DIRECTIONS: Write out every line of the material as it stands, apart from the pictures.

LISTED RECORDS:
◆ ◆ ◆

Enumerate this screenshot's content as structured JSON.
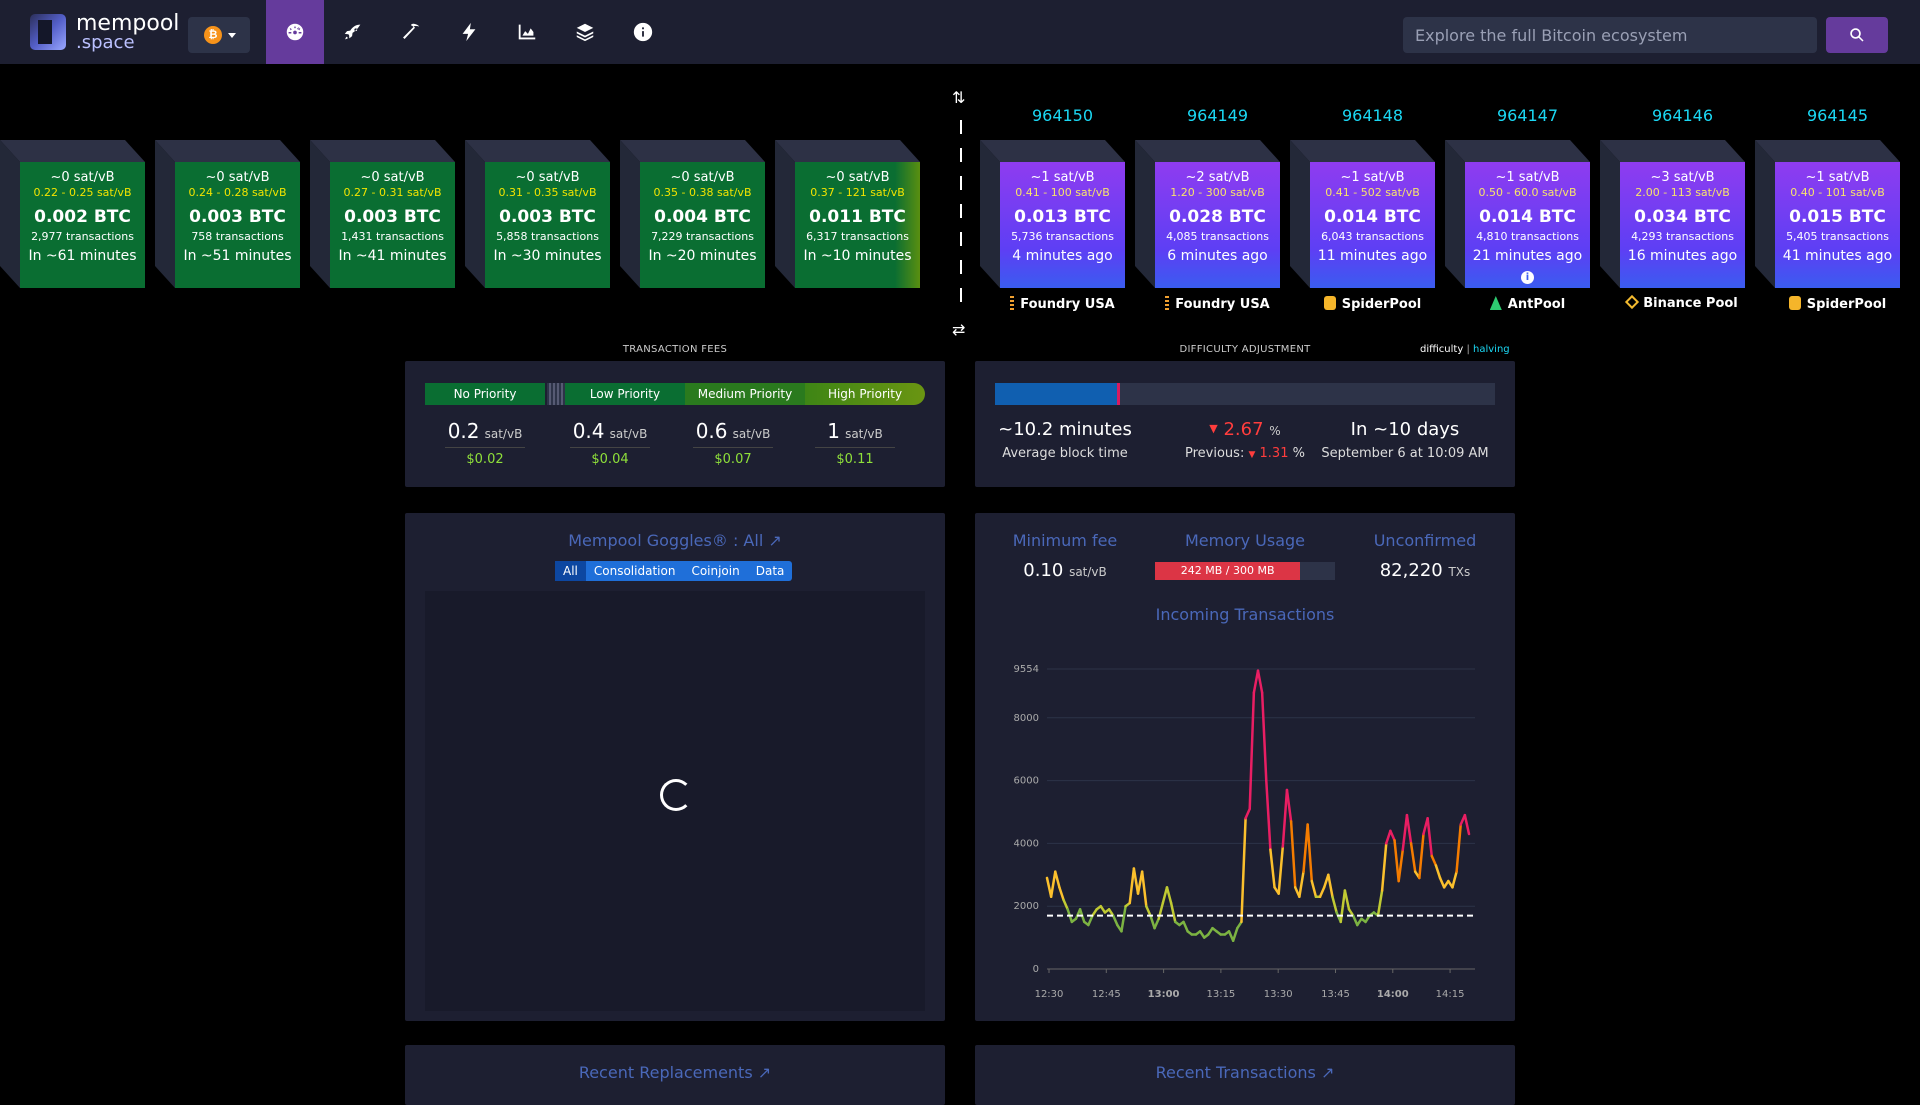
{
  "header": {
    "logo": {
      "line1": "mempool",
      "line2": ".space"
    },
    "network_symbol": "₿",
    "nav": [
      {
        "name": "dashboard-icon",
        "active": true
      },
      {
        "name": "rocket-icon",
        "active": false
      },
      {
        "name": "pickaxe-icon",
        "active": false
      },
      {
        "name": "lightning-icon",
        "active": false
      },
      {
        "name": "chart-area-icon",
        "active": false
      },
      {
        "name": "layers-icon",
        "active": false
      },
      {
        "name": "info-icon",
        "active": false
      }
    ],
    "search_placeholder": "Explore the full Bitcoin ecosystem"
  },
  "mempool_blocks": [
    {
      "fee": "~0 sat/vB",
      "range": "0.22 - 0.25 sat/vB",
      "size": "0.002 BTC",
      "tx": "2,977 transactions",
      "time": "In ~61 minutes"
    },
    {
      "fee": "~0 sat/vB",
      "range": "0.24 - 0.28 sat/vB",
      "size": "0.003 BTC",
      "tx": "758 transactions",
      "time": "In ~51 minutes"
    },
    {
      "fee": "~0 sat/vB",
      "range": "0.27 - 0.31 sat/vB",
      "size": "0.003 BTC",
      "tx": "1,431 transactions",
      "time": "In ~41 minutes"
    },
    {
      "fee": "~0 sat/vB",
      "range": "0.31 - 0.35 sat/vB",
      "size": "0.003 BTC",
      "tx": "5,858 transactions",
      "time": "In ~30 minutes"
    },
    {
      "fee": "~0 sat/vB",
      "range": "0.35 - 0.38 sat/vB",
      "size": "0.004 BTC",
      "tx": "7,229 transactions",
      "time": "In ~20 minutes"
    },
    {
      "fee": "~0 sat/vB",
      "range": "0.37 - 121 sat/vB",
      "size": "0.011 BTC",
      "tx": "6,317 transactions",
      "time": "In ~10 minutes"
    }
  ],
  "mined_blocks": [
    {
      "height": "964150",
      "fee": "~1 sat/vB",
      "range": "0.41 - 100 sat/vB",
      "size": "0.013 BTC",
      "tx": "5,736 transactions",
      "time": "4 minutes ago",
      "pool": "Foundry USA",
      "pool_icon": "foundry-icon",
      "pool_color": "#f0a030"
    },
    {
      "height": "964149",
      "fee": "~2 sat/vB",
      "range": "1.20 - 300 sat/vB",
      "size": "0.028 BTC",
      "tx": "4,085 transactions",
      "time": "6 minutes ago",
      "pool": "Foundry USA",
      "pool_icon": "foundry-icon",
      "pool_color": "#f0a030"
    },
    {
      "height": "964148",
      "fee": "~1 sat/vB",
      "range": "0.41 - 502 sat/vB",
      "size": "0.014 BTC",
      "tx": "6,043 transactions",
      "time": "11 minutes ago",
      "pool": "SpiderPool",
      "pool_icon": "spiderpool-icon",
      "pool_color": "#f5b52a"
    },
    {
      "height": "964147",
      "fee": "~1 sat/vB",
      "range": "0.50 - 60.0 sat/vB",
      "size": "0.014 BTC",
      "tx": "4,810 transactions",
      "time": "21 minutes ago",
      "pool": "AntPool",
      "pool_icon": "antpool-icon",
      "pool_color": "#2ecc71"
    },
    {
      "height": "964146",
      "fee": "~3 sat/vB",
      "range": "2.00 - 113 sat/vB",
      "size": "0.034 BTC",
      "tx": "4,293 transactions",
      "time": "16 minutes ago",
      "pool": "Binance Pool",
      "pool_icon": "binance-icon",
      "pool_color": "#f3ba2f"
    },
    {
      "height": "964145",
      "fee": "~1 sat/vB",
      "range": "0.40 - 101 sat/vB",
      "size": "0.015 BTC",
      "tx": "5,405 transactions",
      "time": "41 minutes ago",
      "pool": "SpiderPool",
      "pool_icon": "spiderpool-icon",
      "pool_color": "#f5b52a"
    }
  ],
  "fees": {
    "title": "TRANSACTION FEES",
    "labels": [
      "No Priority",
      "Low Priority",
      "Medium Priority",
      "High Priority"
    ],
    "values": [
      {
        "v": "0.2",
        "u": "sat/vB",
        "usd": "$0.02"
      },
      {
        "v": "0.4",
        "u": "sat/vB",
        "usd": "$0.04"
      },
      {
        "v": "0.6",
        "u": "sat/vB",
        "usd": "$0.07"
      },
      {
        "v": "1",
        "u": "sat/vB",
        "usd": "$0.11"
      }
    ]
  },
  "difficulty": {
    "title": "DIFFICULTY ADJUSTMENT",
    "toggle_difficulty": "difficulty",
    "toggle_sep": "|",
    "toggle_halving": "halving",
    "progress": 0.25,
    "avg_block_time": "~10.2 minutes",
    "avg_block_time_label": "Average block time",
    "change": "2.67",
    "change_unit": "%",
    "previous_label": "Previous:",
    "previous": "1.31",
    "previous_unit": "%",
    "eta": "In ~10 days",
    "eta_date": "September 6 at 10:09 AM"
  },
  "goggles": {
    "title": "Mempool Goggles® : All",
    "filters": [
      "All",
      "Consolidation",
      "Coinjoin",
      "Data"
    ],
    "selected": "All"
  },
  "stats": {
    "min_fee_label": "Minimum fee",
    "min_fee": "0.10",
    "min_fee_unit": "sat/vB",
    "memory_label": "Memory Usage",
    "memory_text": "242 MB / 300 MB",
    "memory_fraction": 0.807,
    "unconfirmed_label": "Unconfirmed",
    "unconfirmed": "82,220",
    "unconfirmed_unit": "TXs",
    "incoming_title": "Incoming Transactions"
  },
  "chart_data": {
    "type": "line",
    "y_ticks": [
      "0",
      "2000",
      "4000",
      "6000",
      "8000",
      "9554"
    ],
    "x_ticks": [
      "12:30",
      "12:45",
      "13:00",
      "13:15",
      "13:30",
      "13:45",
      "14:00",
      "14:15"
    ],
    "ylim": [
      0,
      9554
    ],
    "threshold": 1700,
    "values": [
      2900,
      2300,
      3100,
      2600,
      2200,
      1900,
      1500,
      1600,
      1900,
      1500,
      1400,
      1700,
      1900,
      2000,
      1800,
      1900,
      1700,
      1400,
      1200,
      2000,
      2100,
      3200,
      2400,
      3100,
      2000,
      1700,
      1300,
      1600,
      2100,
      2600,
      2100,
      1500,
      1400,
      1500,
      1200,
      1100,
      1100,
      1200,
      1000,
      1100,
      1300,
      1200,
      1100,
      1100,
      1200,
      900,
      1300,
      1500,
      4800,
      5100,
      8800,
      9500,
      8800,
      6000,
      3800,
      2600,
      2400,
      3900,
      5700,
      4700,
      2600,
      2300,
      3100,
      4600,
      2800,
      2300,
      2300,
      2600,
      3000,
      2300,
      1800,
      1500,
      2500,
      1900,
      1700,
      1400,
      1600,
      1500,
      1700,
      1800,
      1700,
      2500,
      4000,
      4400,
      4100,
      2800,
      3800,
      4900,
      4000,
      3100,
      2900,
      4300,
      4800,
      3600,
      3300,
      2900,
      2600,
      2800,
      2600,
      3100,
      4600,
      4900,
      4300
    ]
  },
  "bottom": {
    "left_title": "Recent Replacements",
    "right_title": "Recent Transactions"
  }
}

◆ ◆ ◆

THE ANSWER:
Enumerate this screenshot's content as structured JSON.
{
  "header": {
    "logo": {
      "line1": "mempool",
      "line2": ".space"
    },
    "network_symbol": "₿",
    "nav": [
      {
        "name": "dashboard-icon",
        "active": true
      },
      {
        "name": "rocket-icon",
        "active": false
      },
      {
        "name": "pickaxe-icon",
        "active": false
      },
      {
        "name": "lightning-icon",
        "active": false
      },
      {
        "name": "chart-area-icon",
        "active": false
      },
      {
        "name": "layers-icon",
        "active": false
      },
      {
        "name": "info-icon",
        "active": false
      }
    ],
    "search_placeholder": "Explore the full Bitcoin ecosystem"
  },
  "mempool_blocks": [
    {
      "fee": "~0 sat/vB",
      "range": "0.22 - 0.25 sat/vB",
      "size": "0.002 BTC",
      "tx": "2,977 transactions",
      "time": "In ~61 minutes"
    },
    {
      "fee": "~0 sat/vB",
      "range": "0.24 - 0.28 sat/vB",
      "size": "0.003 BTC",
      "tx": "758 transactions",
      "time": "In ~51 minutes"
    },
    {
      "fee": "~0 sat/vB",
      "range": "0.27 - 0.31 sat/vB",
      "size": "0.003 BTC",
      "tx": "1,431 transactions",
      "time": "In ~41 minutes"
    },
    {
      "fee": "~0 sat/vB",
      "range": "0.31 - 0.35 sat/vB",
      "size": "0.003 BTC",
      "tx": "5,858 transactions",
      "time": "In ~30 minutes"
    },
    {
      "fee": "~0 sat/vB",
      "range": "0.35 - 0.38 sat/vB",
      "size": "0.004 BTC",
      "tx": "7,229 transactions",
      "time": "In ~20 minutes"
    },
    {
      "fee": "~0 sat/vB",
      "range": "0.37 - 121 sat/vB",
      "size": "0.011 BTC",
      "tx": "6,317 transactions",
      "time": "In ~10 minutes"
    }
  ],
  "mined_blocks": [
    {
      "height": "964150",
      "fee": "~1 sat/vB",
      "range": "0.41 - 100 sat/vB",
      "size": "0.013 BTC",
      "tx": "5,736 transactions",
      "time": "4 minutes ago",
      "pool": "Foundry USA",
      "pool_icon": "foundry-icon",
      "pool_color": "#f0a030"
    },
    {
      "height": "964149",
      "fee": "~2 sat/vB",
      "range": "1.20 - 300 sat/vB",
      "size": "0.028 BTC",
      "tx": "4,085 transactions",
      "time": "6 minutes ago",
      "pool": "Foundry USA",
      "pool_icon": "foundry-icon",
      "pool_color": "#f0a030"
    },
    {
      "height": "964148",
      "fee": "~1 sat/vB",
      "range": "0.41 - 502 sat/vB",
      "size": "0.014 BTC",
      "tx": "6,043 transactions",
      "time": "11 minutes ago",
      "pool": "SpiderPool",
      "pool_icon": "spiderpool-icon",
      "pool_color": "#f5b52a"
    },
    {
      "height": "964147",
      "fee": "~1 sat/vB",
      "range": "0.50 - 60.0 sat/vB",
      "size": "0.014 BTC",
      "tx": "4,810 transactions",
      "time": "21 minutes ago",
      "pool": "AntPool",
      "pool_icon": "antpool-icon",
      "pool_color": "#2ecc71"
    },
    {
      "height": "964146",
      "fee": "~3 sat/vB",
      "range": "2.00 - 113 sat/vB",
      "size": "0.034 BTC",
      "tx": "4,293 transactions",
      "time": "16 minutes ago",
      "pool": "Binance Pool",
      "pool_icon": "binance-icon",
      "pool_color": "#f3ba2f"
    },
    {
      "height": "964145",
      "fee": "~1 sat/vB",
      "range": "0.40 - 101 sat/vB",
      "size": "0.015 BTC",
      "tx": "5,405 transactions",
      "time": "41 minutes ago",
      "pool": "SpiderPool",
      "pool_icon": "spiderpool-icon",
      "pool_color": "#f5b52a"
    }
  ],
  "fees": {
    "title": "TRANSACTION FEES",
    "labels": [
      "No Priority",
      "Low Priority",
      "Medium Priority",
      "High Priority"
    ],
    "values": [
      {
        "v": "0.2",
        "u": "sat/vB",
        "usd": "$0.02"
      },
      {
        "v": "0.4",
        "u": "sat/vB",
        "usd": "$0.04"
      },
      {
        "v": "0.6",
        "u": "sat/vB",
        "usd": "$0.07"
      },
      {
        "v": "1",
        "u": "sat/vB",
        "usd": "$0.11"
      }
    ]
  },
  "difficulty": {
    "title": "DIFFICULTY ADJUSTMENT",
    "toggle_difficulty": "difficulty",
    "toggle_sep": "|",
    "toggle_halving": "halving",
    "progress": 0.25,
    "avg_block_time": "~10.2 minutes",
    "avg_block_time_label": "Average block time",
    "change": "2.67",
    "change_unit": "%",
    "previous_label": "Previous:",
    "previous": "1.31",
    "previous_unit": "%",
    "eta": "In ~10 days",
    "eta_date": "September 6 at 10:09 AM"
  },
  "goggles": {
    "title": "Mempool Goggles® : All",
    "filters": [
      "All",
      "Consolidation",
      "Coinjoin",
      "Data"
    ],
    "selected": "All"
  },
  "stats": {
    "min_fee_label": "Minimum fee",
    "min_fee": "0.10",
    "min_fee_unit": "sat/vB",
    "memory_label": "Memory Usage",
    "memory_text": "242 MB / 300 MB",
    "memory_fraction": 0.807,
    "unconfirmed_label": "Unconfirmed",
    "unconfirmed": "82,220",
    "unconfirmed_unit": "TXs",
    "incoming_title": "Incoming Transactions"
  },
  "chart_data": {
    "type": "line",
    "y_ticks": [
      "0",
      "2000",
      "4000",
      "6000",
      "8000",
      "9554"
    ],
    "x_ticks": [
      "12:30",
      "12:45",
      "13:00",
      "13:15",
      "13:30",
      "13:45",
      "14:00",
      "14:15"
    ],
    "ylim": [
      0,
      9554
    ],
    "threshold": 1700,
    "values": [
      2900,
      2300,
      3100,
      2600,
      2200,
      1900,
      1500,
      1600,
      1900,
      1500,
      1400,
      1700,
      1900,
      2000,
      1800,
      1900,
      1700,
      1400,
      1200,
      2000,
      2100,
      3200,
      2400,
      3100,
      2000,
      1700,
      1300,
      1600,
      2100,
      2600,
      2100,
      1500,
      1400,
      1500,
      1200,
      1100,
      1100,
      1200,
      1000,
      1100,
      1300,
      1200,
      1100,
      1100,
      1200,
      900,
      1300,
      1500,
      4800,
      5100,
      8800,
      9500,
      8800,
      6000,
      3800,
      2600,
      2400,
      3900,
      5700,
      4700,
      2600,
      2300,
      3100,
      4600,
      2800,
      2300,
      2300,
      2600,
      3000,
      2300,
      1800,
      1500,
      2500,
      1900,
      1700,
      1400,
      1600,
      1500,
      1700,
      1800,
      1700,
      2500,
      4000,
      4400,
      4100,
      2800,
      3800,
      4900,
      4000,
      3100,
      2900,
      4300,
      4800,
      3600,
      3300,
      2900,
      2600,
      2800,
      2600,
      3100,
      4600,
      4900,
      4300
    ]
  },
  "bottom": {
    "left_title": "Recent Replacements",
    "right_title": "Recent Transactions"
  }
}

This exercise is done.